


  1. I think you are completely right, the ragged edge alignments have a clear advantage using today’s browser technology. Usually I don’t even have to think about it, just left align whatever text comes up. Narrow columns can be problematic, and I think I generally fix it by either reorganizing the content, modifying the content, or just increasing the column size until the typography is aesthetically pleasing. None of the aforemetioned solutions really deal with fixing the problem, but avoiding it. I am also looking forward to the next generation of browser typography. Doesn’t look like that day is coming incredibly soon however.

  2. Great article. We can dream of a day when such typography is feasible, but for now, left-align seems the most common, and most appropriate choice as you said.

    I take it you aren’t a big fan of centering text either then? It doesn’t even get a mention. Good! :)

  3. Michael: Centered text has its uses but I see centering more as a line of free floating text positioned on the grid anywhere, it generally is never appropriate for body copy, so that’s why I skipped over it.

    Thanks for the comments both of you. :)

  4. Good article. Your use of images was really helpful in demonstrating your points.

    I use justified on my site. I have noticed some level of rivers, mostly when the text is next to an image, otherwise it’s not too bad. I just really like the way the block of justified text defines the post space and separates it from the sidebar next to it. Your site is different because the sidebar is on the left of the text, so it still has the straight side of the sidebar box meeting up with the straight edge of the left-aligned text. I think that’s a good decision for your site.

    Thanks for the info!

**DATA RECORDS**

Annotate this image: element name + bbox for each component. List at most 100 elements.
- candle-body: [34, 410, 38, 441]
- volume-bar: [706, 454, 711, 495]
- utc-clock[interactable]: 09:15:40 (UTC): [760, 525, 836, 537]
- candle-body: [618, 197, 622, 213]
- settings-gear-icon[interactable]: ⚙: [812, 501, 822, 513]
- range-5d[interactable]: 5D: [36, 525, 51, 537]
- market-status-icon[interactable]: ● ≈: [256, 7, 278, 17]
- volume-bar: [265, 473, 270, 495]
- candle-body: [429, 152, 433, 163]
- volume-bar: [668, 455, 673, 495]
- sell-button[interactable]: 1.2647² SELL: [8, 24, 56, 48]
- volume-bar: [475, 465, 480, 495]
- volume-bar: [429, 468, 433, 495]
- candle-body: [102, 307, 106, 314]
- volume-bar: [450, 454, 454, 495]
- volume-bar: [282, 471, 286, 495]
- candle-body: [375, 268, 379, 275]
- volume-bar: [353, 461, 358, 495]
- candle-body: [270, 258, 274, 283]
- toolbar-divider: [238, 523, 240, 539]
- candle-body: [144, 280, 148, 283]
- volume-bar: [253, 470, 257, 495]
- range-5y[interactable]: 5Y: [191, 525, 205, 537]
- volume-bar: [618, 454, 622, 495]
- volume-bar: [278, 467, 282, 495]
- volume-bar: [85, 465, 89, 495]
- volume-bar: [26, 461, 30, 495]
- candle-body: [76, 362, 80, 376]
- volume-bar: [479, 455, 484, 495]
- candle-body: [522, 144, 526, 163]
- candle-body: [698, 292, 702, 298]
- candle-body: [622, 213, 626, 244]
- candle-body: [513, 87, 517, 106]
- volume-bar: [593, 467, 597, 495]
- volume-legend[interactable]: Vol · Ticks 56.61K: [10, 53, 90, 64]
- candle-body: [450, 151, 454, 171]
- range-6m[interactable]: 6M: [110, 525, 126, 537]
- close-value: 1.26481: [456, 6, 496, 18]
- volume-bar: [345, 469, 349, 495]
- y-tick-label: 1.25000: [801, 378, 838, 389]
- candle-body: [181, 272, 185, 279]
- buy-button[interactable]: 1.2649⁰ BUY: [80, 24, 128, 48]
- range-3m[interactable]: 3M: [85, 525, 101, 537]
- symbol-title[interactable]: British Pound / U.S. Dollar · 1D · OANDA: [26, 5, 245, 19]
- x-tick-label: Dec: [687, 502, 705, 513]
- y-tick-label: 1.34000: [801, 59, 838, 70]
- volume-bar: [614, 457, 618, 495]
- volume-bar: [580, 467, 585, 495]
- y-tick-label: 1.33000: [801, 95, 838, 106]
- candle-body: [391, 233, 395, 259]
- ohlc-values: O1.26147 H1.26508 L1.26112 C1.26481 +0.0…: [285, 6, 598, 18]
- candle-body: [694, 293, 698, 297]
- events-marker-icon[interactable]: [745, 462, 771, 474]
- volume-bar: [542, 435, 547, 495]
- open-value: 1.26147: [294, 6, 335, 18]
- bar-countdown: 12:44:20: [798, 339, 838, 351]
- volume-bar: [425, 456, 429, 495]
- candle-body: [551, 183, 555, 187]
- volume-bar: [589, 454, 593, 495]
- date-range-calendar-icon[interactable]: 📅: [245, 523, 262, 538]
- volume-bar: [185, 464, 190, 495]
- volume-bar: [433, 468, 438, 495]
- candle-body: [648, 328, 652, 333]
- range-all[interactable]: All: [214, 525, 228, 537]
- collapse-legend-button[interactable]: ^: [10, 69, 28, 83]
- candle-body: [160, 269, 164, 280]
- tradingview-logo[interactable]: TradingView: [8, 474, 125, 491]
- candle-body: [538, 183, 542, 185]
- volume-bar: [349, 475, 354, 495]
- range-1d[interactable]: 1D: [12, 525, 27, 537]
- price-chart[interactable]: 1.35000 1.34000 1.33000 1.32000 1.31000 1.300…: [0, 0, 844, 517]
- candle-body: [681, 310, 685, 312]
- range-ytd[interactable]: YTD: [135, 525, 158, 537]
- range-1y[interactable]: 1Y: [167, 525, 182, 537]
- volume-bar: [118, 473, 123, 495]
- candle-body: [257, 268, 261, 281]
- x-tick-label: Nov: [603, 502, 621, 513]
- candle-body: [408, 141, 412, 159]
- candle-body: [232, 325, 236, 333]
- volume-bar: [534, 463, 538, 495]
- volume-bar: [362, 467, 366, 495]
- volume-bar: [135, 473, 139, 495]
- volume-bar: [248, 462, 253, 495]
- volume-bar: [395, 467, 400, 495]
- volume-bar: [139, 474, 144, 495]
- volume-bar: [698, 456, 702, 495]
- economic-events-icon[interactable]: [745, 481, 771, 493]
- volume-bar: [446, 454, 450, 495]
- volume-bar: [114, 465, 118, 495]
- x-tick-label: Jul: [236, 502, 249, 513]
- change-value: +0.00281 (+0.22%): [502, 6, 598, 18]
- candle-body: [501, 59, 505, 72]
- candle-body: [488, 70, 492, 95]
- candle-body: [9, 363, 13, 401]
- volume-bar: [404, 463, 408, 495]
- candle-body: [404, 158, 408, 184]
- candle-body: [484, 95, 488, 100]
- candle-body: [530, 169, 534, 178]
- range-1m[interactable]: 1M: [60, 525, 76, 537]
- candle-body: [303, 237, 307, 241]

**TASK OBJECTIVE**
Write out the part of the comment thread on text alignment that begins with the words "Thanks for the comments" and ends with the words "Thanks for the info!", keeping every word the same.

**OUTPUT FOR THIS TASK**
Thanks for the comments both of you. :)

  4. Good article. Your use of images was really helpful in demonstrating your points.

    I use justified on my site. I have noticed some level of rivers, mostly when the text is next to an image, otherwise it’s not too bad. I just really like the way the block of justified text defines the post space and separates it from the sidebar next to it. Your site is different because the sidebar is on the left of the text, so it still has the straight side of the sidebar box meeting up with the straight edge of the left-aligned text. I think that’s a good decision for your site.

    Thanks for the info!